- **Job**: Find all lines in the listing that include the word "Springs", then copy them.

═════ Supplied information ═════

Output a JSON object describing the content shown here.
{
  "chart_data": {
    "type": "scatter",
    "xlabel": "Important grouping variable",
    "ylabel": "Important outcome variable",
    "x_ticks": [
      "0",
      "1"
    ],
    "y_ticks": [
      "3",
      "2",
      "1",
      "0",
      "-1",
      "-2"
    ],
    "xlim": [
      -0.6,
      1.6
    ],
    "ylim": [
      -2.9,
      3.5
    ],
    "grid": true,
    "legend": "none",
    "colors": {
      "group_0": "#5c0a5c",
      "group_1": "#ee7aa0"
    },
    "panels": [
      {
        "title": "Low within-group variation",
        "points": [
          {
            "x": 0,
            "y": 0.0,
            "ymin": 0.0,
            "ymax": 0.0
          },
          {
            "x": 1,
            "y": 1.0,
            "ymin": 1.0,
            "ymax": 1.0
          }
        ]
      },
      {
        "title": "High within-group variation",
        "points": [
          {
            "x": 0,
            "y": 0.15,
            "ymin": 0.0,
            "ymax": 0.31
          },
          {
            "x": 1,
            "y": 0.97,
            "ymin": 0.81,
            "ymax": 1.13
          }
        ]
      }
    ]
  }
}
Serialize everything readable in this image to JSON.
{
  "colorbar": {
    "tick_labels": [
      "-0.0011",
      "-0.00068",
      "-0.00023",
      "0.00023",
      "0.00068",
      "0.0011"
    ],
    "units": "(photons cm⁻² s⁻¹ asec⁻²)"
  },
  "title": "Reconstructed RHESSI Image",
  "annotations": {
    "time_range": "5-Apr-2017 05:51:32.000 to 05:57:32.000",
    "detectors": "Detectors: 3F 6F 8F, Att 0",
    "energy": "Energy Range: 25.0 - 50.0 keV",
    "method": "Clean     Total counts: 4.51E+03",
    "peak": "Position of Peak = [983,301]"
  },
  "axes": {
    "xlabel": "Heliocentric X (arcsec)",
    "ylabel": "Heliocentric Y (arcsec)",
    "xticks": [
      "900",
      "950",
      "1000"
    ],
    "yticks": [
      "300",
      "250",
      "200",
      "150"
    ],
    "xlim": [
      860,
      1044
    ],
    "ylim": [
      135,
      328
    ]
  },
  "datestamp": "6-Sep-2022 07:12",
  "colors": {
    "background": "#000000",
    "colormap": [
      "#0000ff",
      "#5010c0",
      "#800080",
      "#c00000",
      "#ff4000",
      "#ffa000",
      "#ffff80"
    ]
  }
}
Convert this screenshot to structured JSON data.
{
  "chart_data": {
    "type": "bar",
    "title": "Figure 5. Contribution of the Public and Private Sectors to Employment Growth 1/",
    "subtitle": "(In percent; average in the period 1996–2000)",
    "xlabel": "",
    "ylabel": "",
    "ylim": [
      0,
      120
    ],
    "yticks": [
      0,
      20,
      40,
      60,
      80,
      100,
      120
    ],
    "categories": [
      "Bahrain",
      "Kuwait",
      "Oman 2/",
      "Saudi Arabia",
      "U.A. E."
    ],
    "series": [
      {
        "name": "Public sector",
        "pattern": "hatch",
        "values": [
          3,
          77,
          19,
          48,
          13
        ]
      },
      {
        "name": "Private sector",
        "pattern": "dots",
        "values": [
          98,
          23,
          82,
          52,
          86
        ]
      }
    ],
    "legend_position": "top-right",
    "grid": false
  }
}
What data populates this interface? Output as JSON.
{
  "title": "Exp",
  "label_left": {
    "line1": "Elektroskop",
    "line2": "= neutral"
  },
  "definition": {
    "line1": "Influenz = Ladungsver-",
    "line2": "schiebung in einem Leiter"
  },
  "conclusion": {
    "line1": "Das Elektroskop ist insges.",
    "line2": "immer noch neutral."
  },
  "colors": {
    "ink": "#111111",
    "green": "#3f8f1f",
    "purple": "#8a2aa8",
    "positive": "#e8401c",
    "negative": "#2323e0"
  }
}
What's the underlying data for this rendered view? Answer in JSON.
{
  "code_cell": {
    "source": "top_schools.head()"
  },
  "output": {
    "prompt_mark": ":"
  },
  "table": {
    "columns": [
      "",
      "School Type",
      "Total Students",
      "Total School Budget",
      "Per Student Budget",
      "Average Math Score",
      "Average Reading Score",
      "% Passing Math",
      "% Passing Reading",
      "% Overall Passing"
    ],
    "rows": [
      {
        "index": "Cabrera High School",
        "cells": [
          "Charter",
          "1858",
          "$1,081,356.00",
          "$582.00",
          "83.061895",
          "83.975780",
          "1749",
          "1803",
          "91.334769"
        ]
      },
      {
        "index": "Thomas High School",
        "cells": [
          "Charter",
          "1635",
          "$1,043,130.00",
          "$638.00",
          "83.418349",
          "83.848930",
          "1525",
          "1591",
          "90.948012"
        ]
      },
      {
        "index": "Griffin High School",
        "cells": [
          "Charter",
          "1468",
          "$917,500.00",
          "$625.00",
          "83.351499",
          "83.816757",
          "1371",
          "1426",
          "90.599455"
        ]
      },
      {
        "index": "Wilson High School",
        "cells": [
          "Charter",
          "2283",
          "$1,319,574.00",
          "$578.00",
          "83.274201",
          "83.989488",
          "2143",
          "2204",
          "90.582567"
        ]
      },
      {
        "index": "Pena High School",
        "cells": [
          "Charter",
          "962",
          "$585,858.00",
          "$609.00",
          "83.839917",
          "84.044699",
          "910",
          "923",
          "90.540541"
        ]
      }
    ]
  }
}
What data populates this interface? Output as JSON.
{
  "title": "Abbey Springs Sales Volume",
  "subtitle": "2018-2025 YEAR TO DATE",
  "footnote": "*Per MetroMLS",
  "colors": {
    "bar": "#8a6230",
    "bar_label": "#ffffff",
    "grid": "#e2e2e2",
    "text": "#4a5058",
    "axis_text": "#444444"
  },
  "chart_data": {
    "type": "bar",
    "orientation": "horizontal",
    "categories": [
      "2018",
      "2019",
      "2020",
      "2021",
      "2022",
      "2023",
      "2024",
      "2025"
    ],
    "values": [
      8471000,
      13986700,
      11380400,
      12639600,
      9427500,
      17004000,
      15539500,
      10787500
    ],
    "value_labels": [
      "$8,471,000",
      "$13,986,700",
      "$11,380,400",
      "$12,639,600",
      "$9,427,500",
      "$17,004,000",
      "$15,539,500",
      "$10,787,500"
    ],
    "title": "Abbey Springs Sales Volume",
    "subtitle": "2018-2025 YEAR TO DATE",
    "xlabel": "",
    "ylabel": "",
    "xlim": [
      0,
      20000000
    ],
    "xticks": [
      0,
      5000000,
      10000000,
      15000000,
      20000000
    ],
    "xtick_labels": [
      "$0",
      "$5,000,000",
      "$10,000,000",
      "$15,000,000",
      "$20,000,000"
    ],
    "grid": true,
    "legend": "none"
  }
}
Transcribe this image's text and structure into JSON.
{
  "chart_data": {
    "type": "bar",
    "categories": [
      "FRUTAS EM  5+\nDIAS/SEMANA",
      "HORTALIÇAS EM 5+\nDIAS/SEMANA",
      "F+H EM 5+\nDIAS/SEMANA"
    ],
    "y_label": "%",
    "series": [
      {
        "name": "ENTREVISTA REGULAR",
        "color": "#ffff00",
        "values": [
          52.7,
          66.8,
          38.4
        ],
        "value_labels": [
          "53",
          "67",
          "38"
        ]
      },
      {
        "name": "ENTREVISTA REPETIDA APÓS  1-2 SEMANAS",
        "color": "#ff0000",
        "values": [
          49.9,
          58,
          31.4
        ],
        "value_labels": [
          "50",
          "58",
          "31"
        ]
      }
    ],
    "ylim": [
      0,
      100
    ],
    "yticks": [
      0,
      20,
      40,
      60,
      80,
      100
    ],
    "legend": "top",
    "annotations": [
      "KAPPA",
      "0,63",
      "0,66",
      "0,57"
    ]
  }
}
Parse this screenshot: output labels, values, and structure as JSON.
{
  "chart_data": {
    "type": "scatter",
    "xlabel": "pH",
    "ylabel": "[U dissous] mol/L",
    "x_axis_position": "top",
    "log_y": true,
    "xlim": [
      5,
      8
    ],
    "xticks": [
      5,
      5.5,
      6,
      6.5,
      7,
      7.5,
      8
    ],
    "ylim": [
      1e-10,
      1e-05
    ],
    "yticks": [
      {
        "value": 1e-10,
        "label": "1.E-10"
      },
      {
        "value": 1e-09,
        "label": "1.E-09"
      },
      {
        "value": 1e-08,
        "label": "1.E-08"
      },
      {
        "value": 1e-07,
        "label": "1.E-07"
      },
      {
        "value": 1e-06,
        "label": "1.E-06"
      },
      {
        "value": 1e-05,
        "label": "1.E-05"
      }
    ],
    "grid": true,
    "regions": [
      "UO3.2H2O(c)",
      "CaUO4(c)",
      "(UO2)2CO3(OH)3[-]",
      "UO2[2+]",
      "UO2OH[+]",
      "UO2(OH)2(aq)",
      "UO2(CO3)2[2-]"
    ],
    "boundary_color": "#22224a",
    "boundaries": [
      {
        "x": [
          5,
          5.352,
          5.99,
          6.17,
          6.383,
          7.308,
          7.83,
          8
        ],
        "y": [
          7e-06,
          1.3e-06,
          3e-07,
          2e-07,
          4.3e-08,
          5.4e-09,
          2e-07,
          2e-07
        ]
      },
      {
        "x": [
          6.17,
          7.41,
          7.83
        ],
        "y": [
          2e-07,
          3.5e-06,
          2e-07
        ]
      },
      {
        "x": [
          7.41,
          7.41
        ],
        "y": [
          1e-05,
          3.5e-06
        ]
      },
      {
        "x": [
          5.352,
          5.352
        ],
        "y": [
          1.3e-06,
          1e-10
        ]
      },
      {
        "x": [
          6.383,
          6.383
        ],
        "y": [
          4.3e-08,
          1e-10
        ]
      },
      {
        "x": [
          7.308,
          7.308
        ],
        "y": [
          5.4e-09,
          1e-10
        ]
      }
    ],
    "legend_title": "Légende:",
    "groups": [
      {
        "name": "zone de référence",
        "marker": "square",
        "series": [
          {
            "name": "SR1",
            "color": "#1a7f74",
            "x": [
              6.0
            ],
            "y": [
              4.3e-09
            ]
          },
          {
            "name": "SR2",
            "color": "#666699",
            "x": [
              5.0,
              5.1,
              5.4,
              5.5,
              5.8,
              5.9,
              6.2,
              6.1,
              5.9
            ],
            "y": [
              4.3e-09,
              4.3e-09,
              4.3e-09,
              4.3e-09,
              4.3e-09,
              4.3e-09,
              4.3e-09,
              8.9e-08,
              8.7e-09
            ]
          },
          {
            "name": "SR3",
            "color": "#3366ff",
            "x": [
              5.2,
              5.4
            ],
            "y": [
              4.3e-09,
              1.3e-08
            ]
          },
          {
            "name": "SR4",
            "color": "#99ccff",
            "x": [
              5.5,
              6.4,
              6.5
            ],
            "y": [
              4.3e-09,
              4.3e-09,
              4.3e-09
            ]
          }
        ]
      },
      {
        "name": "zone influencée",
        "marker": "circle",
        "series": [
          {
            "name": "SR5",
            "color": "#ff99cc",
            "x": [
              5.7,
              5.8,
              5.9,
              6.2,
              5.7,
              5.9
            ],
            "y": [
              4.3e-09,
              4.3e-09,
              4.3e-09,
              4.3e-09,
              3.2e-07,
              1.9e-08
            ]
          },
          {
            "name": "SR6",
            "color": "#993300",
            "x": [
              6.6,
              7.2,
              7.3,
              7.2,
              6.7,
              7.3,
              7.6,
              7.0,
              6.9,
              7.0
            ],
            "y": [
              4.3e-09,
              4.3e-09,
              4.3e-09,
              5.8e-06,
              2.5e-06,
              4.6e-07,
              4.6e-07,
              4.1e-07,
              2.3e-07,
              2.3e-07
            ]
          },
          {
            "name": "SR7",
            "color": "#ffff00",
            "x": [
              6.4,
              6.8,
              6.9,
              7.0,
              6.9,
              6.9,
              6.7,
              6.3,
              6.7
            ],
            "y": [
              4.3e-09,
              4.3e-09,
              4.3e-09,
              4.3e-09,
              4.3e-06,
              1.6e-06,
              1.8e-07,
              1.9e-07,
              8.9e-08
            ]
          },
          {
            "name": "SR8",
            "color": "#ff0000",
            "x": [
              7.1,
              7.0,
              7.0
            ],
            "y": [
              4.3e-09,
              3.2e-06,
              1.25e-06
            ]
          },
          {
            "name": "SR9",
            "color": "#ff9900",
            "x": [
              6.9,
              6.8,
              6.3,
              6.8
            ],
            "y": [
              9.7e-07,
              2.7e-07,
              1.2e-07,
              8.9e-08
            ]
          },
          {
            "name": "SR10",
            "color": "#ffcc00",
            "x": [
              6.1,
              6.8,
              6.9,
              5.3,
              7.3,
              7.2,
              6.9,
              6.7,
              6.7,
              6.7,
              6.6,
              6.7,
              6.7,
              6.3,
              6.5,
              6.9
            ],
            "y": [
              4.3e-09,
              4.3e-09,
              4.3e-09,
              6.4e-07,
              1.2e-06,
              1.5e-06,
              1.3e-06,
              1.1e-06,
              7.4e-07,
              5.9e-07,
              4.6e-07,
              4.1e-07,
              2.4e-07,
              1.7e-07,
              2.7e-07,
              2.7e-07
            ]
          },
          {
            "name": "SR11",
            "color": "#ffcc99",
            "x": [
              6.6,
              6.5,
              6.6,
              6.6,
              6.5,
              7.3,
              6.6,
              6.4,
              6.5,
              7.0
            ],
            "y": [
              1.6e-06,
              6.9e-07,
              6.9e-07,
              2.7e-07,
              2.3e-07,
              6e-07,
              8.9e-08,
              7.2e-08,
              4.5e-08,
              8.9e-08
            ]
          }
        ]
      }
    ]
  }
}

═════

- **Task response**:
  "title": "Abbey Springs Sales Volume",
    "title": "Abbey Springs Sales Volume",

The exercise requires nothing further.